Data records
---*---
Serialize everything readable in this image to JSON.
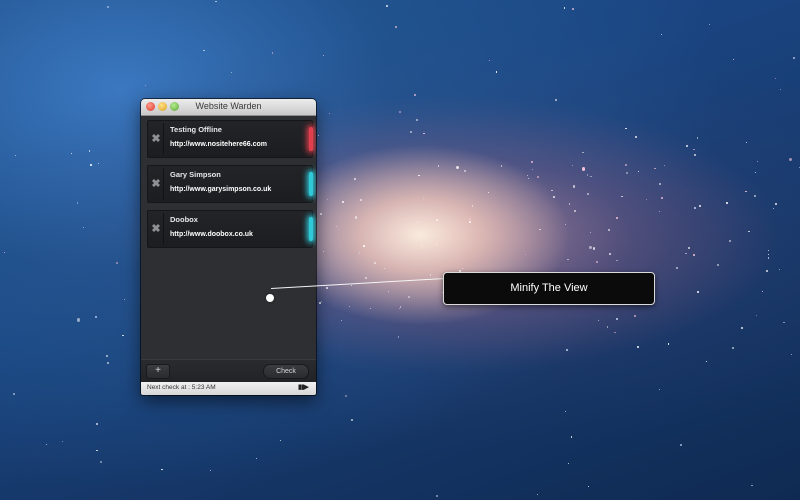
{
  "window": {
    "title": "Website Warden",
    "sites": [
      {
        "name": "Testing Offline",
        "url": "http://www.nositehere66.com",
        "status_color": "#e0404d"
      },
      {
        "name": "Gary Simpson",
        "url": "http://www.garysimpson.co.uk",
        "status_color": "#2fc9d8"
      },
      {
        "name": "Doobox",
        "url": "http://www.doobox.co.uk",
        "status_color": "#2fc9d8"
      }
    ],
    "remove_glyph": "✖",
    "add_label": "+",
    "check_label": "Check",
    "next_check_text": "Next check at : 5:23 AM",
    "playback_glyph": "▮▮▶"
  },
  "callout": {
    "text": "Minify The View"
  }
}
---*---
§ **Exercise details**: Please set down each line of the data above exactly as written, without the pictures.

§ **Result**:
Serialize everything readable in this image to JSON.
{
  "window": {
    "title": "Website Warden",
    "sites": [
      {
        "name": "Testing Offline",
        "url": "http://www.nositehere66.com",
        "status_color": "#e0404d"
      },
      {
        "name": "Gary Simpson",
        "url": "http://www.garysimpson.co.uk",
        "status_color": "#2fc9d8"
      },
      {
        "name": "Doobox",
        "url": "http://www.doobox.co.uk",
        "status_color": "#2fc9d8"
      }
    ],
    "remove_glyph": "✖",
    "add_label": "+",
    "check_label": "Check",
    "next_check_text": "Next check at : 5:23 AM",
    "playback_glyph": "▮▮▶"
  },
  "callout": {
    "text": "Minify The View"
  }
}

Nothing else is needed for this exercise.